» THE DATA
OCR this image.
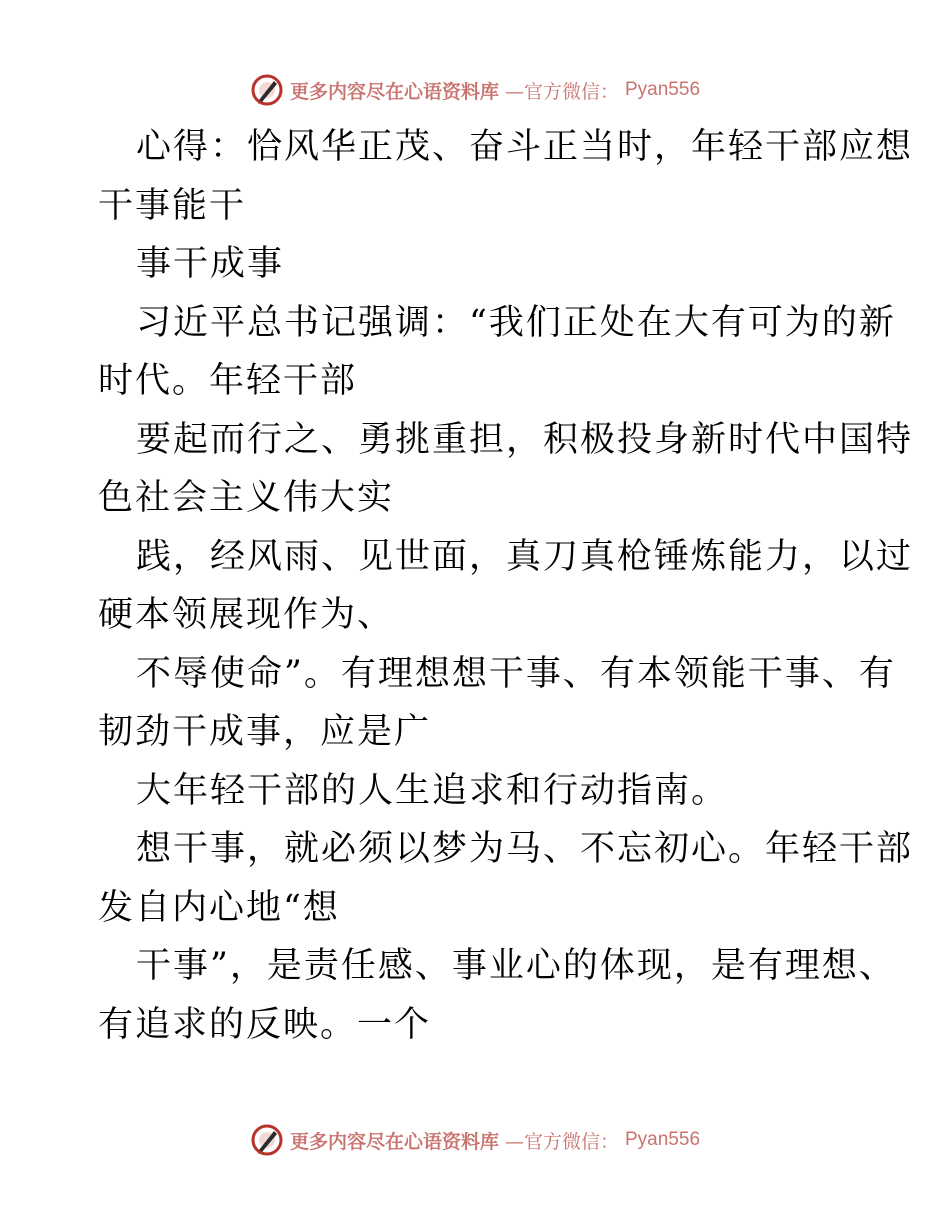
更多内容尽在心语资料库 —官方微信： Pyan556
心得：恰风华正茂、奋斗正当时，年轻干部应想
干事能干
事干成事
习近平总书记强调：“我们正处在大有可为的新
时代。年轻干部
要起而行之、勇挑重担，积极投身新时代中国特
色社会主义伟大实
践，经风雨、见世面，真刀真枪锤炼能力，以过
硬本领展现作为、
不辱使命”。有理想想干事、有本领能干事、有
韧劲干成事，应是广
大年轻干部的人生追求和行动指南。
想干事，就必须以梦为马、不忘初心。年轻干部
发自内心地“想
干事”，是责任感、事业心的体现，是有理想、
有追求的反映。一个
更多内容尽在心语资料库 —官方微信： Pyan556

» EXERCISE INSTRUCTIONS
Reproduce every record above exactly, but leave out the pictures.

» RESULT OF THE TASK
OCR this image.
更多内容尽在心语资料库 —官方微信： Pyan556
心得：恰风华正茂、奋斗正当时，年轻干部应想
干事能干
事干成事
习近平总书记强调：“我们正处在大有可为的新
时代。年轻干部
要起而行之、勇挑重担，积极投身新时代中国特
色社会主义伟大实
践，经风雨、见世面，真刀真枪锤炼能力，以过
硬本领展现作为、
不辱使命”。有理想想干事、有本领能干事、有
韧劲干成事，应是广
大年轻干部的人生追求和行动指南。
想干事，就必须以梦为马、不忘初心。年轻干部
发自内心地“想
干事”，是责任感、事业心的体现，是有理想、
有追求的反映。一个
更多内容尽在心语资料库 —官方微信： Pyan556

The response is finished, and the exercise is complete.